(Stored entries)
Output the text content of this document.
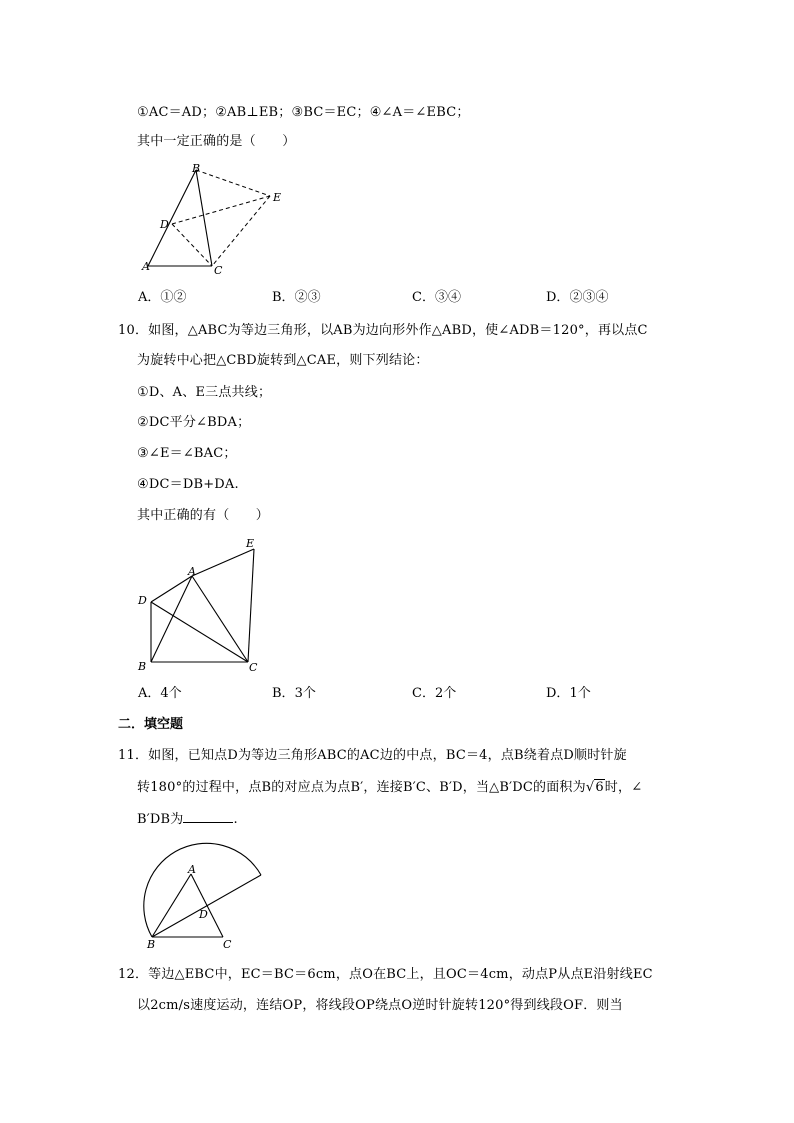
①AC＝AD；②AB⊥EB；③BC＝EC；④∠A＝∠EBC；
其中一定正确的是（　　）
B
E
D
A	C
A．①②	B．②③	C．③④	D．②③④
10．如图，△ABC为等边三角形，以AB为边向形外作△ABD，使∠ADB＝120°，再以点C
为旋转中心把△CBD旋转到△CAE，则下列结论：
①D、A、E三点共线；
②DC平分∠BDA；
③∠E＝∠BAC；
④DC＝DB+DA.
其中正确的有（　　）
E
A
D
B	C
A．4个	B．3个	C．2个	D．1个
二．填空题
11．如图，已知点D为等边三角形ABC的AC边的中点，BC＝4，点B绕着点D顺时针旋
转180°的过程中，点B的对应点为点B′，连接B′C、B′D，当△B′DC的面积为√6时，∠
B′DB为	.
A
D
B	C
12．等边△EBC中，EC＝BC＝6cm，点O在BC上，且OC＝4cm，动点P从点E沿射线EC
以2cm/s速度运动，连结OP，将线段OP绕点O逆时针旋转120°得到线段OF．则当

- Stated task: All preceding records should be duplicated verbatim, images excepted.

- Solution to the exercise:
Output the text content of this document.
①AC＝AD；②AB⊥EB；③BC＝EC；④∠A＝∠EBC；
其中一定正确的是（　　）
B
E
D
A	C
A．①②	B．②③	C．③④	D．②③④
10．如图，△ABC为等边三角形，以AB为边向形外作△ABD，使∠ADB＝120°，再以点C
为旋转中心把△CBD旋转到△CAE，则下列结论：
①D、A、E三点共线；
②DC平分∠BDA；
③∠E＝∠BAC；
④DC＝DB+DA.
其中正确的有（　　）
E
A
D
B	C
A．4个	B．3个	C．2个	D．1个
二．填空题
11．如图，已知点D为等边三角形ABC的AC边的中点，BC＝4，点B绕着点D顺时针旋
转180°的过程中，点B的对应点为点B′，连接B′C、B′D，当△B′DC的面积为√6时，∠
B′DB为	.
A
D
B	C
12．等边△EBC中，EC＝BC＝6cm，点O在BC上，且OC＝4cm，动点P从点E沿射线EC
以2cm/s速度运动，连结OP，将线段OP绕点O逆时针旋转120°得到线段OF．则当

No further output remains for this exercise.